List each line of the data in which the string "detection" appears.
══ INFORMATION PROVIDED
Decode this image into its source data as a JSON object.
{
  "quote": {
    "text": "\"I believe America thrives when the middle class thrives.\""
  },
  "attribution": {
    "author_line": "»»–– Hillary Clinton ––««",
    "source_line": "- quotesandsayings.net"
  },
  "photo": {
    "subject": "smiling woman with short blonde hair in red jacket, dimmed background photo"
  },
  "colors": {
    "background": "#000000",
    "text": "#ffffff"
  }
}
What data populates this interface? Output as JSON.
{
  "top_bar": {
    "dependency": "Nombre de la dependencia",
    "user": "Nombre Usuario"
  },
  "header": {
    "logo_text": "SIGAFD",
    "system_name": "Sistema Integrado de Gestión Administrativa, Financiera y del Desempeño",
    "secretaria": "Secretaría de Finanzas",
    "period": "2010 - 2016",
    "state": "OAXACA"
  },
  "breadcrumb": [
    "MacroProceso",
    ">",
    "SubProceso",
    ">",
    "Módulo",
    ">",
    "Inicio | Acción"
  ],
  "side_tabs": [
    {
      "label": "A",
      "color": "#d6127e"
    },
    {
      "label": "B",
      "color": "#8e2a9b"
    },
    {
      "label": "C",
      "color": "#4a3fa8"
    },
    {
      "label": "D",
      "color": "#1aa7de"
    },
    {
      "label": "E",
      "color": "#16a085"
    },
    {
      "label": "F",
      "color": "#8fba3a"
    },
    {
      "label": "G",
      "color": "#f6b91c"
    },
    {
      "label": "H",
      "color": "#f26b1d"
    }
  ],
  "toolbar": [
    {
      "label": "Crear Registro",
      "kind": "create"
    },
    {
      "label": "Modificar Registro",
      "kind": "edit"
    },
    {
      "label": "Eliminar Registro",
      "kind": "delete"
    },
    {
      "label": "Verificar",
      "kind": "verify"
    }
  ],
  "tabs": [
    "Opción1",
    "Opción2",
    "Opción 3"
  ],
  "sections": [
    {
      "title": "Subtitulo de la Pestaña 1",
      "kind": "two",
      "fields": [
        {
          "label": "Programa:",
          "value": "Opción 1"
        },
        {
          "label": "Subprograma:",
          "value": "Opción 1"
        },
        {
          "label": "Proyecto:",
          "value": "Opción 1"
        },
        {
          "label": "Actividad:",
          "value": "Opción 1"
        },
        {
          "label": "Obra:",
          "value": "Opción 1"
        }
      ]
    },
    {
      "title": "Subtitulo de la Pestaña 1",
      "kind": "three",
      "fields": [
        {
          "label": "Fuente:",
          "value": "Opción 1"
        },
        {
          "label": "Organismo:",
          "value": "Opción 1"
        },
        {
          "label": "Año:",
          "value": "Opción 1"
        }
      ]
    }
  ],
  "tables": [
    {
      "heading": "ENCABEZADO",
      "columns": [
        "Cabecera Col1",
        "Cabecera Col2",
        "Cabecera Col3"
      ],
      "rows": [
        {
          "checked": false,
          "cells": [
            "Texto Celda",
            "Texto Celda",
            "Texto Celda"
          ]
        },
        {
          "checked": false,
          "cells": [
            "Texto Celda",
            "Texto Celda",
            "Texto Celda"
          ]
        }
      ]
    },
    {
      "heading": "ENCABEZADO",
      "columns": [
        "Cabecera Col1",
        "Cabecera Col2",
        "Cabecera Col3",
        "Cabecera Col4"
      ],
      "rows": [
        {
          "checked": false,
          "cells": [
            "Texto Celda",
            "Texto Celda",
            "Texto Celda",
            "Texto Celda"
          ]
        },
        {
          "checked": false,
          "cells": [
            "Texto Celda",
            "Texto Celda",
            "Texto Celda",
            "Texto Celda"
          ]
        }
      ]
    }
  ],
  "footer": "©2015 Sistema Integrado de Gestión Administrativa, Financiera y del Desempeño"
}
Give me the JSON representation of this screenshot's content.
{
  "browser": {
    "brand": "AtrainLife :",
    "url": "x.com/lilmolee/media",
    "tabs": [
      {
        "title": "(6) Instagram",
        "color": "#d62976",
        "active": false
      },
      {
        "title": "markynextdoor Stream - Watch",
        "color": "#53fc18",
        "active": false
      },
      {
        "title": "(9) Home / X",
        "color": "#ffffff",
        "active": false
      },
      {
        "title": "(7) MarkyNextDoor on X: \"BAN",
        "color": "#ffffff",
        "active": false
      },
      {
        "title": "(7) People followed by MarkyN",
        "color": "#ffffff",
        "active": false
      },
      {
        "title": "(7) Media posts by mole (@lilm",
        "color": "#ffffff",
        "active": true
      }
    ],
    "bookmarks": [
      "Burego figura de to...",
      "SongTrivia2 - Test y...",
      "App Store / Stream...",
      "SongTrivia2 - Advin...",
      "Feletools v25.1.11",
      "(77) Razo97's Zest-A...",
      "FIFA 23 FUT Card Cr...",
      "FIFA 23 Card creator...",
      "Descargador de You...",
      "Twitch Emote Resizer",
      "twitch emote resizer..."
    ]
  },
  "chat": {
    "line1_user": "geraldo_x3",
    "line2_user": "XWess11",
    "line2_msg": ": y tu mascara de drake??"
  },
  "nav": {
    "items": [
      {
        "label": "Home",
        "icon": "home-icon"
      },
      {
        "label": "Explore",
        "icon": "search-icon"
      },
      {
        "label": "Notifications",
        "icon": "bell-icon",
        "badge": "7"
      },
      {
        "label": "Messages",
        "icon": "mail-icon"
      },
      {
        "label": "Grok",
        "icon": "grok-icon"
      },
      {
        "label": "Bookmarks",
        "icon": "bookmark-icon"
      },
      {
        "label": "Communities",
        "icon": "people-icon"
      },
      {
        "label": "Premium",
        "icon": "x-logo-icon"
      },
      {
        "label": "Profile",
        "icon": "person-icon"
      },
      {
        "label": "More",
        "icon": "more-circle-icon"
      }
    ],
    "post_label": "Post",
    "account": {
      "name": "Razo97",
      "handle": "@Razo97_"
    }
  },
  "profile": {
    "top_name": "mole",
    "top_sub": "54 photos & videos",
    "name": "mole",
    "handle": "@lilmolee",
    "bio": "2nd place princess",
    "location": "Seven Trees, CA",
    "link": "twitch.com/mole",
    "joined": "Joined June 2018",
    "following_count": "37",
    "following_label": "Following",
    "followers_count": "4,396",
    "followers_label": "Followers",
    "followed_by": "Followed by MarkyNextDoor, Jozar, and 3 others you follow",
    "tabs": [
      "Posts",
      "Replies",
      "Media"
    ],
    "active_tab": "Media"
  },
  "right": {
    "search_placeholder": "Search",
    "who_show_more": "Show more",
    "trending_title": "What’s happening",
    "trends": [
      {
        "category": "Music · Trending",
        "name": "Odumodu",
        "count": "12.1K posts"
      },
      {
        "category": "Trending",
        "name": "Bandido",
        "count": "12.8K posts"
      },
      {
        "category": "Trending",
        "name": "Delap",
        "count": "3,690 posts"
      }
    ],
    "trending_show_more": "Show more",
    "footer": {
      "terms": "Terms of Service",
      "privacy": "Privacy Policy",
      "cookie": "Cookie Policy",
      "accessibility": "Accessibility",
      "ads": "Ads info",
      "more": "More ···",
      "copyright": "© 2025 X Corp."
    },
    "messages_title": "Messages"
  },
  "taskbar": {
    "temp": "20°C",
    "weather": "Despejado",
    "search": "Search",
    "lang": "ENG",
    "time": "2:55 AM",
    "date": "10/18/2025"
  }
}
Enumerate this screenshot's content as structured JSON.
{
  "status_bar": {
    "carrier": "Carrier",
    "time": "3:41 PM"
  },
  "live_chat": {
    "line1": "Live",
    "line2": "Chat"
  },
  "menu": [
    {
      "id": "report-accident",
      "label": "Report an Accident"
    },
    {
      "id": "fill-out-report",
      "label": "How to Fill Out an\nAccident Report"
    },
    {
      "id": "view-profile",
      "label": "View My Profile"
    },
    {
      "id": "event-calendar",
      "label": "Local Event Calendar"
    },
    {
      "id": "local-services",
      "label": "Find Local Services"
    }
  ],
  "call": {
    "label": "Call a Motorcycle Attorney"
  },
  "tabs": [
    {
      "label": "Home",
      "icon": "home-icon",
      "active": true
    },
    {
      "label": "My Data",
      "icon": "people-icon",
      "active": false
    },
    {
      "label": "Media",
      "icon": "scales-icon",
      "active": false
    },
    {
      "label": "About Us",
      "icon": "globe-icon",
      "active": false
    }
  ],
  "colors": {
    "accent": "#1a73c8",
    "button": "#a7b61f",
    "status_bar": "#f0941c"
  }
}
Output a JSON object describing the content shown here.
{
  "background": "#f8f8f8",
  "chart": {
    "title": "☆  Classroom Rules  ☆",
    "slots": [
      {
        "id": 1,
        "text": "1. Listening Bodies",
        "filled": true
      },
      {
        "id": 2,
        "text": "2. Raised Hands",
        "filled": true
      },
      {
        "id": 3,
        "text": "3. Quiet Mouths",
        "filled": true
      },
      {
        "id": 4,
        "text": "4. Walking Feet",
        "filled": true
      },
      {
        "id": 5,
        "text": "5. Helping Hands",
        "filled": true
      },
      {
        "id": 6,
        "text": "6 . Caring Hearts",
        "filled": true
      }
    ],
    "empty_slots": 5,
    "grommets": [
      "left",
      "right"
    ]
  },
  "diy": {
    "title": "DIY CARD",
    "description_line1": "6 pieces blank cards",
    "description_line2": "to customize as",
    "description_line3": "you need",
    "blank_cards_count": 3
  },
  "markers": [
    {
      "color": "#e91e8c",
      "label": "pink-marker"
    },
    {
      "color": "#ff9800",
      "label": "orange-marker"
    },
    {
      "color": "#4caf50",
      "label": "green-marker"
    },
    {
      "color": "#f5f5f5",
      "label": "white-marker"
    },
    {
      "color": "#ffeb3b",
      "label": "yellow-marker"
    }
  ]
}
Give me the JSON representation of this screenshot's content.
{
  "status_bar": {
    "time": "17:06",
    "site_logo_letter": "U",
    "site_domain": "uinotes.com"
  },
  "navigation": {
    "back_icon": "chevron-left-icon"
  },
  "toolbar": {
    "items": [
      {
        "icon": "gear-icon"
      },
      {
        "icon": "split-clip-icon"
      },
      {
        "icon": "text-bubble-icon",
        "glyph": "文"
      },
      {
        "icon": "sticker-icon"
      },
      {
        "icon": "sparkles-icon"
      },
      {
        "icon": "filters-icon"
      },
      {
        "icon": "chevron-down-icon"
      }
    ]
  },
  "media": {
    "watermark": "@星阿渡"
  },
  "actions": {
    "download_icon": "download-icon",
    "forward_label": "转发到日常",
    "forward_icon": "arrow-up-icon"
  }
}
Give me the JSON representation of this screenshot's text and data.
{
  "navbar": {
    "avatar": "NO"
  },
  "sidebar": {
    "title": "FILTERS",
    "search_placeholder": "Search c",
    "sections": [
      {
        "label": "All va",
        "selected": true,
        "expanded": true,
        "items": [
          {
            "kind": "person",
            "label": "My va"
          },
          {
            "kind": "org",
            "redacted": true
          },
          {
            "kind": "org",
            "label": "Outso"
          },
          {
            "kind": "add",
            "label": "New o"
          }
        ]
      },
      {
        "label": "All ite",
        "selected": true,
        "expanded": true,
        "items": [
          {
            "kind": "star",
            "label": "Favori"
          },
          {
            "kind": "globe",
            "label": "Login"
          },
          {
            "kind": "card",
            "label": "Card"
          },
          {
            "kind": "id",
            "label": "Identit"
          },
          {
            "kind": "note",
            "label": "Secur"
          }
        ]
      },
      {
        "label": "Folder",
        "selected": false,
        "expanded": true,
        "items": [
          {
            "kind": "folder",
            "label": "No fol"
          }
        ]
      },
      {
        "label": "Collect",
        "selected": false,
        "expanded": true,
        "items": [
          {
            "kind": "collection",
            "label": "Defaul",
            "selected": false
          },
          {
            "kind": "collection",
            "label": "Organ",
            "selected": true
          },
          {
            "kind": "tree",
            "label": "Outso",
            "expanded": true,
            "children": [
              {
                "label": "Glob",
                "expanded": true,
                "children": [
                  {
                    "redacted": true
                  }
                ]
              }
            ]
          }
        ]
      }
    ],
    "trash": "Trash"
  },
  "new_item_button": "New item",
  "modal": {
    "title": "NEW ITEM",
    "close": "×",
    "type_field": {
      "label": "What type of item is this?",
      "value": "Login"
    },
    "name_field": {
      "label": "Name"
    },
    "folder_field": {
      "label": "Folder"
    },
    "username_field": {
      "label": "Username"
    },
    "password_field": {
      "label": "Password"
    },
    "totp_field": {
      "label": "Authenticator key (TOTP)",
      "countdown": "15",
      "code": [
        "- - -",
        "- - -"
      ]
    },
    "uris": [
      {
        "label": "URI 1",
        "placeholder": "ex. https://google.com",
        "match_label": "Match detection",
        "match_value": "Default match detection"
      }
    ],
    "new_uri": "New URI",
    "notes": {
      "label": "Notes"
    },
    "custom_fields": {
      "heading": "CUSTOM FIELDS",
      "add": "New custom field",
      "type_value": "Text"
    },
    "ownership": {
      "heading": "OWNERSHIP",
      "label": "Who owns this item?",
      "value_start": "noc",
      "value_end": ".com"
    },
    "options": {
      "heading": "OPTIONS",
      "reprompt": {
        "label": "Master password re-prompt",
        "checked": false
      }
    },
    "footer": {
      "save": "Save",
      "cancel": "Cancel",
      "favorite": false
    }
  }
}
════
ANSWER TO THIS TASK:
        "match_label": "Match detection",
        "match_value": "Default match detection"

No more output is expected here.